In questo lavoro, cercheremo di mostrare, mediante l’analisi di alcuni significativi passi madrigalistici di Gesualdo, come il suo cromatismo possa in certi casi esser interpretato quale elusione dei procedimenti cadenzali, elusione motivata più o meno evidentemente dall’istanza di illustrazione del testo poetico. È opportuno, d’altro canto, precisare che lo studio dei procedimenti cadenzali gesualdiani gode di una letteratura significativa[4] il presente intervento non intende proporre alcun capovolgimento, ma si limita a poche esemplificazioni originali.

2.

Roland Jackson[5] ha riconosciuto la centralità di un modello cadenzale, quello con l’accordo di quarta e sesta, come una base normativa rispetto alla quale avvengono molte delle deviazioni riscontrabili nei madrigali del principe di Venosa. Tale modello, del tutto trascurato dalle definizioni zarliniane, è invece esposto chiaramente dal Vicentino[6] che lo definisce «all’antica», e prevede la preparazione del ritardo di quarta su tempo forte mediante una quarta su tempo debole, che risulta in genere (ma non sempre) inserita in un accordo di quarta e sesta[7]

 

(D – D4+6 – D4-3) – G.[8]

 

Questo modello cadenzale è presente in larga parte della produzione polifonica cinquecentesca, e non per il solo fatto di venir escluso dalla trattazione di Zarlino può esser definito un’eccezione. In particolare, alla fine del Cinquecento (a dispetto di Vicentino) questa formula risulta prediletta nell’ambito delle forme minori, dove conosce un ventaglio notevole di possibilità di realizzazione. Ricordando che il modello cadenzale di Zarlino prevede tre ‘accordi[9] su tre distinti suoni della voce più grave, il prolungamento del secondo di essi, che assume l’aspetto di un pedale, ne rafforza il senso di tensione; preparando la dissonanza al proprio interno, inoltre, nella cadenza con quarta e sesta il penultimo suono ‘sposta all’indietro’ la realizzazione del terzultimo (nell’esempio sottostante si è scelto un preciso accordo quale antepenultimo, ma le possibilità sono ovviamente molteplici):

 

 

 
Zarlino F (preparazione della dissonanza) G4-3 (percussione e risoluzione della dissonanza) C
Cadenza con quarta e sesta F [G – G4+6 (preparaz.) – G4-3 (percuss. e risol.)] C

 

Da ciò consegue la possibilità di individuare, in alcuni casi, dei tipi cadenzali che hanno in tutto e per tutto l’aspetto di cadenze tonali nel senso più preciso del termine, secondo la successione ‘sottodominante – breve pedale di dominante – tonica’. Ecco tre possibili schemi di cadenza, tratti dal repertorio mantovano di canzonette a tre voci prodotto nell’età del ducato di Vincenzo Gonzaga: accanto ad ogni formula, si fornisce l’equivalente in termini tonali;[10]

 

a.

▬▬▬▬▬▬▬▬▬▬

### Consegna
Indica se ciascuna delle seguenti affermazioni concorda con il brano sulle cadenze di Gesualdo, rispondendo sì o no e citando alla lettera le parole decisive del brano. 1. Zarlino tratta il modello cadenzale con l'accordo di quarta e sesta. 2. Vicentino chiama questo modello «all'antica». 3. Il modello cadenzale di Zarlino prevede tre 'accordi' su tre suoni distinti della voce più grave. I record sono un materiale a parte, distinto dal testo.

▬▬▬▬▬▬▬▬▬▬

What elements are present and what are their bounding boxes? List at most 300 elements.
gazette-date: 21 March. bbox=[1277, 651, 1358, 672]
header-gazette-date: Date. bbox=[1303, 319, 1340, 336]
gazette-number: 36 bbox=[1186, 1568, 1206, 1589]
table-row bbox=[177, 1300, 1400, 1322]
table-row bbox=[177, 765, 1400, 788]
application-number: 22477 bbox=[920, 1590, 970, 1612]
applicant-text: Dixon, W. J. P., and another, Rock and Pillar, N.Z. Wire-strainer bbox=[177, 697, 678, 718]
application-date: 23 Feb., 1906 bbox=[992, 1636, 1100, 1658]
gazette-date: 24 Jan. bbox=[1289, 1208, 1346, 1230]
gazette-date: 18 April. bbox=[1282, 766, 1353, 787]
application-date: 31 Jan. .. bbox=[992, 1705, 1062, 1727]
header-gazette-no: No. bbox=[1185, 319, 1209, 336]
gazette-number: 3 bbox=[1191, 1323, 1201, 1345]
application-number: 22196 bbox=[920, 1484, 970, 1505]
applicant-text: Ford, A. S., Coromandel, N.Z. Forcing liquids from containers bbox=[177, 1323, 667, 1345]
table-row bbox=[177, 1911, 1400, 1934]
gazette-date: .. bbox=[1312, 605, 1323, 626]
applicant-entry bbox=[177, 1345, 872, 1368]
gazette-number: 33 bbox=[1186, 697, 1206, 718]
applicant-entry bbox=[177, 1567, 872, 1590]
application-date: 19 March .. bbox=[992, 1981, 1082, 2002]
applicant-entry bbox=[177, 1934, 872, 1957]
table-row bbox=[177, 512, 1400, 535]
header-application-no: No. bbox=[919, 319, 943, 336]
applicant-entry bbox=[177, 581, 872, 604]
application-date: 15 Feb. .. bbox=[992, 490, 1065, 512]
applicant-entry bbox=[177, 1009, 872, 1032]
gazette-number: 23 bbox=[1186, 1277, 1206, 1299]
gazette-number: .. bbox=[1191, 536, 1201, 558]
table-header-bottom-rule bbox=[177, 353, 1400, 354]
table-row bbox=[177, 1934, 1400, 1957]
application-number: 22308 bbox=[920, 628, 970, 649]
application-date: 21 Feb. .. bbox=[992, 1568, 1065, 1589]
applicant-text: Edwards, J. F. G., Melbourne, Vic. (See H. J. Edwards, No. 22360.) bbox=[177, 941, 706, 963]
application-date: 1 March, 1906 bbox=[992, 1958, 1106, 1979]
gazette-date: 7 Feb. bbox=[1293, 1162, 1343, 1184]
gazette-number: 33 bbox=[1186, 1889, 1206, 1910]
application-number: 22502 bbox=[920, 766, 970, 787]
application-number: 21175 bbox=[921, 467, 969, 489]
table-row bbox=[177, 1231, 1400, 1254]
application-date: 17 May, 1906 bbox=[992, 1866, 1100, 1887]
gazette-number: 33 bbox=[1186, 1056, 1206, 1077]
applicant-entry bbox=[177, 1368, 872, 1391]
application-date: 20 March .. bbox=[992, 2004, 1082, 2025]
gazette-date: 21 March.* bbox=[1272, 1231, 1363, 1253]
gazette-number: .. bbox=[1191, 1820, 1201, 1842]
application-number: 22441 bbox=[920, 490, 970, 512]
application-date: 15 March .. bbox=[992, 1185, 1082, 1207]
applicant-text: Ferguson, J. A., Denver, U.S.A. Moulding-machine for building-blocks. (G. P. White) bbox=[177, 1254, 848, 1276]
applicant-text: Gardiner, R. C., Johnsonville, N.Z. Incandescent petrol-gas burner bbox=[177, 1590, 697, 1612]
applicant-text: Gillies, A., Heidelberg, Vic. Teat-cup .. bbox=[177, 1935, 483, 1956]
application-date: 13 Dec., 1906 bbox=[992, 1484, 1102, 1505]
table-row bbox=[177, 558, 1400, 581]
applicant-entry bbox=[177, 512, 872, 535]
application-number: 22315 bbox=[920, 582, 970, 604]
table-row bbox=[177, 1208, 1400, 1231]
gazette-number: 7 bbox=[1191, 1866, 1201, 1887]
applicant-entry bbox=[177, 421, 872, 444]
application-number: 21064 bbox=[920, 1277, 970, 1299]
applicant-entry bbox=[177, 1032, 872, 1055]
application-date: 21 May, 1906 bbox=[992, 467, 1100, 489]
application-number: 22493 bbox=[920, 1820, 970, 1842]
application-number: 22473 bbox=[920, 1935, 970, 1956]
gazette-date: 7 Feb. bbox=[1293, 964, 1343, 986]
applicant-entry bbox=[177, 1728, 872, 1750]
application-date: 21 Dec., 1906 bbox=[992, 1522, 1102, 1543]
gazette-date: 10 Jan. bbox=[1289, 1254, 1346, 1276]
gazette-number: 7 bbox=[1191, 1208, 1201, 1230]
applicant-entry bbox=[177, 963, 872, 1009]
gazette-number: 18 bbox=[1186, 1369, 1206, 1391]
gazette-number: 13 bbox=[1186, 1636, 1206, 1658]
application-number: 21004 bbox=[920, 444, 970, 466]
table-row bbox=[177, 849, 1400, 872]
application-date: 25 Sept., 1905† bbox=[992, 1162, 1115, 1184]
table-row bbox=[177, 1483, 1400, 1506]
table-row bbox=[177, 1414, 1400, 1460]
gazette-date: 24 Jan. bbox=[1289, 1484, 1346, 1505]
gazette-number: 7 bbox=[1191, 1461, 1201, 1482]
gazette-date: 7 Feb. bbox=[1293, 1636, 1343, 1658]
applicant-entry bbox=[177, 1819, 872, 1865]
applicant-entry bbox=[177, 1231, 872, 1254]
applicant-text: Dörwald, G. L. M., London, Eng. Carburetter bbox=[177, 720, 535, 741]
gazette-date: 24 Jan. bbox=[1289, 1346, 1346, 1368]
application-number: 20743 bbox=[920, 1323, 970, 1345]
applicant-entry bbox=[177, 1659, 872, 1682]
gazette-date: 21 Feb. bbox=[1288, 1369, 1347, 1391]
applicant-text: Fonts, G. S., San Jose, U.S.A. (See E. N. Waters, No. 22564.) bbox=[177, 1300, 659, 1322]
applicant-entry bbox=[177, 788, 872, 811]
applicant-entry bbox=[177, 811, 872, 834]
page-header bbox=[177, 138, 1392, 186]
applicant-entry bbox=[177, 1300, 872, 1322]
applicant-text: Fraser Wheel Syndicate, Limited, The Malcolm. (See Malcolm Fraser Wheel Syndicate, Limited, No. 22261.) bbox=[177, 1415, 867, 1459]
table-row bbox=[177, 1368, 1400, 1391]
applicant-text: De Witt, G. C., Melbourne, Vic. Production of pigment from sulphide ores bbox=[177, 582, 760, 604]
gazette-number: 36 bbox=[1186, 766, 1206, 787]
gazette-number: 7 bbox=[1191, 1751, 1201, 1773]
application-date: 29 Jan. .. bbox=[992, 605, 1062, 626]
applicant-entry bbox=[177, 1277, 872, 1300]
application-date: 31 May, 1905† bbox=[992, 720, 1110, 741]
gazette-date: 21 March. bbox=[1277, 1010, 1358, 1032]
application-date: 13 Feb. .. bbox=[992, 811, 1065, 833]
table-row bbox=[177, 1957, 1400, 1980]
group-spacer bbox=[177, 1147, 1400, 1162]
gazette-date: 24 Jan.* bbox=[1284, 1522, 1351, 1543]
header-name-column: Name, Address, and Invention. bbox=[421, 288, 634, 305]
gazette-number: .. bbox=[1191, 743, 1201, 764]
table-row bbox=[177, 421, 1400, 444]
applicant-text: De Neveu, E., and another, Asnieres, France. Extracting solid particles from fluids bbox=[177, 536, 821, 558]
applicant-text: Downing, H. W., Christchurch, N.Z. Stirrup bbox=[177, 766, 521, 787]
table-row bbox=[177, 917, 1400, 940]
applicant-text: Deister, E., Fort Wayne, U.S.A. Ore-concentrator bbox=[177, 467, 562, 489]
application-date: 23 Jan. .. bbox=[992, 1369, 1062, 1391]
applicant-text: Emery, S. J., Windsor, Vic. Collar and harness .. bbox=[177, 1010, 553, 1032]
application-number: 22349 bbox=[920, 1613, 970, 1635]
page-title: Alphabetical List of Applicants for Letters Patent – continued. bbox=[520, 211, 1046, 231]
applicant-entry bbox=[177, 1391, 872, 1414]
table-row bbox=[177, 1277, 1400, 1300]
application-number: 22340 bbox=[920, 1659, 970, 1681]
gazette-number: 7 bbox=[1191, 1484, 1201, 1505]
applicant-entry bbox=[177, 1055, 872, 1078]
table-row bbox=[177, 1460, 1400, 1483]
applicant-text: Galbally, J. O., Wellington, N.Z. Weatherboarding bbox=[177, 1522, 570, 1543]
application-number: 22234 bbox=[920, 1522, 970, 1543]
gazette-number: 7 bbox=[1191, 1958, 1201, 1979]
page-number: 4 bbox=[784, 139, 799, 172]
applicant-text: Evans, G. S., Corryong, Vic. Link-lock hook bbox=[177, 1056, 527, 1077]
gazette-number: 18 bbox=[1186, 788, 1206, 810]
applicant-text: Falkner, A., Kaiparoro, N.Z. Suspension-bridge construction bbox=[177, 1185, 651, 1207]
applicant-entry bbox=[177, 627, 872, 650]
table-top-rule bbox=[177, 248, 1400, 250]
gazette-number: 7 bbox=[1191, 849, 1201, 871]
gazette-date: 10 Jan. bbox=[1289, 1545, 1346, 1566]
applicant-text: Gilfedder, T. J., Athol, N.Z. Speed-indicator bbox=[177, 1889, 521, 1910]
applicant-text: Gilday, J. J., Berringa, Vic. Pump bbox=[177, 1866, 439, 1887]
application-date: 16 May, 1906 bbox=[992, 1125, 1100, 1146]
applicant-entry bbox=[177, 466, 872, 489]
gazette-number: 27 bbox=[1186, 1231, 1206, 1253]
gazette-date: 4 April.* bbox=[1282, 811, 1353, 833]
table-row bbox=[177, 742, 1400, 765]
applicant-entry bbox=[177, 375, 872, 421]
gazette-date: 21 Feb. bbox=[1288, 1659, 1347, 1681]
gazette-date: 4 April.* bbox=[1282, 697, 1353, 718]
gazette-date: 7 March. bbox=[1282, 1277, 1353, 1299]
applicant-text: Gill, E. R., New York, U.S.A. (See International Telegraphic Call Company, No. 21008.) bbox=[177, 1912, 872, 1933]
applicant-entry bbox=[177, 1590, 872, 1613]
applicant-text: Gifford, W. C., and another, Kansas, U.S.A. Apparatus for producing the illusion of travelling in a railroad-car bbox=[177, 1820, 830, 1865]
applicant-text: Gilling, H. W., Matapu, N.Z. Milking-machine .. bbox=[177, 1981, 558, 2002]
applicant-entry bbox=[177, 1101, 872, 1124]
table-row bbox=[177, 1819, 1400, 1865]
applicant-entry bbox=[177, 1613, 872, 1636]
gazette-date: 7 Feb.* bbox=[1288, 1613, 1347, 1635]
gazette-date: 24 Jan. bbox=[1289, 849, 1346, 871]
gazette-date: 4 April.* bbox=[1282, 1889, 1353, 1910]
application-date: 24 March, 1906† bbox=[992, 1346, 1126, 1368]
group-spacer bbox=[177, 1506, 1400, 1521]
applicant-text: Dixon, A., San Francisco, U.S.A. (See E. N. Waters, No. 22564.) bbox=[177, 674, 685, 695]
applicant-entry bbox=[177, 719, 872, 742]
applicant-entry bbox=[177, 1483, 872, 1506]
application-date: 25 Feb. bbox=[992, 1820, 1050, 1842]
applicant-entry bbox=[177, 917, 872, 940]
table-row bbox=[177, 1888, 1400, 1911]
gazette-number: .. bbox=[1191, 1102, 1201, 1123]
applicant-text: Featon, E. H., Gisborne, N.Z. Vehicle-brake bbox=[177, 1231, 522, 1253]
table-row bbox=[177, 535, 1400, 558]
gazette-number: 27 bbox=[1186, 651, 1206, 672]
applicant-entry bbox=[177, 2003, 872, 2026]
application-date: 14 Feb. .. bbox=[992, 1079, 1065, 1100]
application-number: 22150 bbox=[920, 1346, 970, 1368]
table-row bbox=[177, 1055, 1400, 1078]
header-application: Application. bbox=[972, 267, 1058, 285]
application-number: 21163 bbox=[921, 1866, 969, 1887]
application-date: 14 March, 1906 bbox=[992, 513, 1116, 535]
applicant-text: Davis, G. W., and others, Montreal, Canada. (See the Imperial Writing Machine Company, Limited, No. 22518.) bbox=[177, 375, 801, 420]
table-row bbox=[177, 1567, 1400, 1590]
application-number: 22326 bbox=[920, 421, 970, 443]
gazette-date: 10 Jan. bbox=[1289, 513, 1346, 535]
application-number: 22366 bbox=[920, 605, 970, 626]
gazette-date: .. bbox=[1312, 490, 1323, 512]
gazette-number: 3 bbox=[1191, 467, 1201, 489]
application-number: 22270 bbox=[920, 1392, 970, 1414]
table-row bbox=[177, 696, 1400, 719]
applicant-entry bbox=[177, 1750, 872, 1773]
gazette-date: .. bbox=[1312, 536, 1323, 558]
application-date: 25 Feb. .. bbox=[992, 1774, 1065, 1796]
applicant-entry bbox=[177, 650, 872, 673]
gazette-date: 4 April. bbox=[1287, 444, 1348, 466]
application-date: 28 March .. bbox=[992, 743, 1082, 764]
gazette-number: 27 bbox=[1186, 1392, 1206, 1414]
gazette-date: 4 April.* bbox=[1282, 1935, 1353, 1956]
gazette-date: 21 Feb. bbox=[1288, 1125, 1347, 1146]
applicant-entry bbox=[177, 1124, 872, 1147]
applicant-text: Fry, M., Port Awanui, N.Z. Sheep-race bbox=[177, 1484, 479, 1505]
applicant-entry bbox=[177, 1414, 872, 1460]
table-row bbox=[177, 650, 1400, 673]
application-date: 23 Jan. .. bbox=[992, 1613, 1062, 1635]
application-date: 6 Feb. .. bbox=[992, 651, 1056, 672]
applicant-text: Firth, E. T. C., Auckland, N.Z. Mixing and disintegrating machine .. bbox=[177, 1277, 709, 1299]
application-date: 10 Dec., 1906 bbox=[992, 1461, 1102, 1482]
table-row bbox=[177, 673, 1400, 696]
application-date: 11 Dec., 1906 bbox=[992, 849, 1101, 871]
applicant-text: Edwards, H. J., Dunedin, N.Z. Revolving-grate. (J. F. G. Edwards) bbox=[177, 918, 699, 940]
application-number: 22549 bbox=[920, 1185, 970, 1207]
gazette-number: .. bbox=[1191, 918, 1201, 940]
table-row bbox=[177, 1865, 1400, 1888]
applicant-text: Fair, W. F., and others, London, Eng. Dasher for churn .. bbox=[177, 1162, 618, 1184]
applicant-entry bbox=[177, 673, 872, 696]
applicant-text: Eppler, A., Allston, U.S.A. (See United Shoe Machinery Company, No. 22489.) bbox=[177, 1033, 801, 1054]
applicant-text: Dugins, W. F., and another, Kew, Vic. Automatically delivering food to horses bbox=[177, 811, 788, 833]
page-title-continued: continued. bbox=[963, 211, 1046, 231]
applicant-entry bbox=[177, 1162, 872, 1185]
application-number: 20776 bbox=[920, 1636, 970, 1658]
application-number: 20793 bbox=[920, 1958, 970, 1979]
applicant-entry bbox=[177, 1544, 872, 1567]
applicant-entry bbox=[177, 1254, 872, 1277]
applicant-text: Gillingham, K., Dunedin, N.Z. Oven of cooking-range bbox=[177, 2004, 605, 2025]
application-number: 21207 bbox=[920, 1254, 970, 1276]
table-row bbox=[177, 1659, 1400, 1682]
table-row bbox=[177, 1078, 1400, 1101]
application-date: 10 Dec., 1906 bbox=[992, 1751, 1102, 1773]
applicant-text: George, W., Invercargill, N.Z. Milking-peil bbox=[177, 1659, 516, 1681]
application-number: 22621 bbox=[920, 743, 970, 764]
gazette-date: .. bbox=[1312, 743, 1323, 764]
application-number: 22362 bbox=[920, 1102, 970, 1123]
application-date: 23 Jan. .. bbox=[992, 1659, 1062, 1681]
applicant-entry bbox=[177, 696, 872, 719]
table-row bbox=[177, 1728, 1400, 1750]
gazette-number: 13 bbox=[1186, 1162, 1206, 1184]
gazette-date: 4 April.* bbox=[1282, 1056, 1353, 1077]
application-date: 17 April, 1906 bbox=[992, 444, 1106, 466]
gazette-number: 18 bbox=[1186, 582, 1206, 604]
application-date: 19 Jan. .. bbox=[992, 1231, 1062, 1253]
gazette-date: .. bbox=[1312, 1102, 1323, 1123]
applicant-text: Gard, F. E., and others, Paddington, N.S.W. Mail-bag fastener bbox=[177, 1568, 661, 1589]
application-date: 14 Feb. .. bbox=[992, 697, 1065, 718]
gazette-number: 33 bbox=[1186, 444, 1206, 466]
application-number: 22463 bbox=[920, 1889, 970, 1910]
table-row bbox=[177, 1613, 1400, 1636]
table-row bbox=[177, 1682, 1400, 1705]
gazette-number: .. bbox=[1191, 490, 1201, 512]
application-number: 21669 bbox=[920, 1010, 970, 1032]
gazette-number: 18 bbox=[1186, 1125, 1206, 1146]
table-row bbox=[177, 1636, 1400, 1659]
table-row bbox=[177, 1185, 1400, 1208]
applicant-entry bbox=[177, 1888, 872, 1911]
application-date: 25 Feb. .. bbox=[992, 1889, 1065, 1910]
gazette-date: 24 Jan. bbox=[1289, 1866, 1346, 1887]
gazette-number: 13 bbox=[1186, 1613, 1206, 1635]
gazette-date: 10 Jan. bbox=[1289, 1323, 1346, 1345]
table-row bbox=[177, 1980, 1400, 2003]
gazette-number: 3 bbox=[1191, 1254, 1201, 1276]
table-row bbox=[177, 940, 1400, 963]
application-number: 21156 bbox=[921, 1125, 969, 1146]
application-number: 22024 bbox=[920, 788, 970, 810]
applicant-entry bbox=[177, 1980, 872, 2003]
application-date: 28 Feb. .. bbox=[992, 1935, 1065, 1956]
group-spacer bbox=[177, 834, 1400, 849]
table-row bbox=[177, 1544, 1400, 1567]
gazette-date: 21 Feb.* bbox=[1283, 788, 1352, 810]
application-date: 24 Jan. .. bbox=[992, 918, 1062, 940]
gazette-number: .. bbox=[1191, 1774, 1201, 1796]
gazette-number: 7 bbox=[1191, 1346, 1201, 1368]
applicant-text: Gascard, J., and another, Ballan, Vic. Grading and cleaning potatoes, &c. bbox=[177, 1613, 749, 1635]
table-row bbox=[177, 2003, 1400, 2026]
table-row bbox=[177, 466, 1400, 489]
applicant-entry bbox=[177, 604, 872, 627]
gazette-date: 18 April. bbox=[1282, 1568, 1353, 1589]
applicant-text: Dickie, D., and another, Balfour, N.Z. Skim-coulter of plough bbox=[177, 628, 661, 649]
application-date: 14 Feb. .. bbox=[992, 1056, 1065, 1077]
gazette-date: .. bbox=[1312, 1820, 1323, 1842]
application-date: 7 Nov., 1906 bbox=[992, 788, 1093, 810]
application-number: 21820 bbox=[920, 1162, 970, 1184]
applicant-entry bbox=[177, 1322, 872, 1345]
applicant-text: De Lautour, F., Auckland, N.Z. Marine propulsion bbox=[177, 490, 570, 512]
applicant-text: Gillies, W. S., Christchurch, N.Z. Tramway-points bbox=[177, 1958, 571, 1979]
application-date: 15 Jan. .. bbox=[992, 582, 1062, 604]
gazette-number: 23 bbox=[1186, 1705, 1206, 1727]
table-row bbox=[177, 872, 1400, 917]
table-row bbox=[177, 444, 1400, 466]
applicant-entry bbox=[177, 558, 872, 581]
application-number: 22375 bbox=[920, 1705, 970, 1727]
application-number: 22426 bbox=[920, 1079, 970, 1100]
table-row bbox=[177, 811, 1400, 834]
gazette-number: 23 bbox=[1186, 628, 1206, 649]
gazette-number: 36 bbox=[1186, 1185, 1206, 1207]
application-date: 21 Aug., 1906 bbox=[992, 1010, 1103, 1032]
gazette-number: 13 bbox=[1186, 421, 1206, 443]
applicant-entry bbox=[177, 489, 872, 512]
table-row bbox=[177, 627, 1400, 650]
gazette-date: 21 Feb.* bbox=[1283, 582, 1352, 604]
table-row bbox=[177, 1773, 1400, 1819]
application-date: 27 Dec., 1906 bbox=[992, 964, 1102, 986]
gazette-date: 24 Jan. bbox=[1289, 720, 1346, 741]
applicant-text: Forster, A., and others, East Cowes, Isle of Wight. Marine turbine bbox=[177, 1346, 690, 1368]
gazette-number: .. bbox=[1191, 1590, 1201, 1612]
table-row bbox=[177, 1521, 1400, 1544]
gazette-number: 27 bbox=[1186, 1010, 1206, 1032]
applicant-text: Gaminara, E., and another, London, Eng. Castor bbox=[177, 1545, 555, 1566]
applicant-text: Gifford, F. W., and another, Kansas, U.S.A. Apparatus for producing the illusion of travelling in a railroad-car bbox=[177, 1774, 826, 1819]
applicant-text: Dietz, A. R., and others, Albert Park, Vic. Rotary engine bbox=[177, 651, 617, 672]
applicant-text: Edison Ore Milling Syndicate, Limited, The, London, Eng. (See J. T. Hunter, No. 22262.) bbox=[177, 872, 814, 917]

▬▬▬▬▬▬▬▬▬▬

### Risultato
1. No: «Tale modello, del tutto trascurato dalle definizioni zarliniane».
2. Sì: «che lo definisce «all’antica»».
3. Sì: «su tre distinti suoni della voce più grave».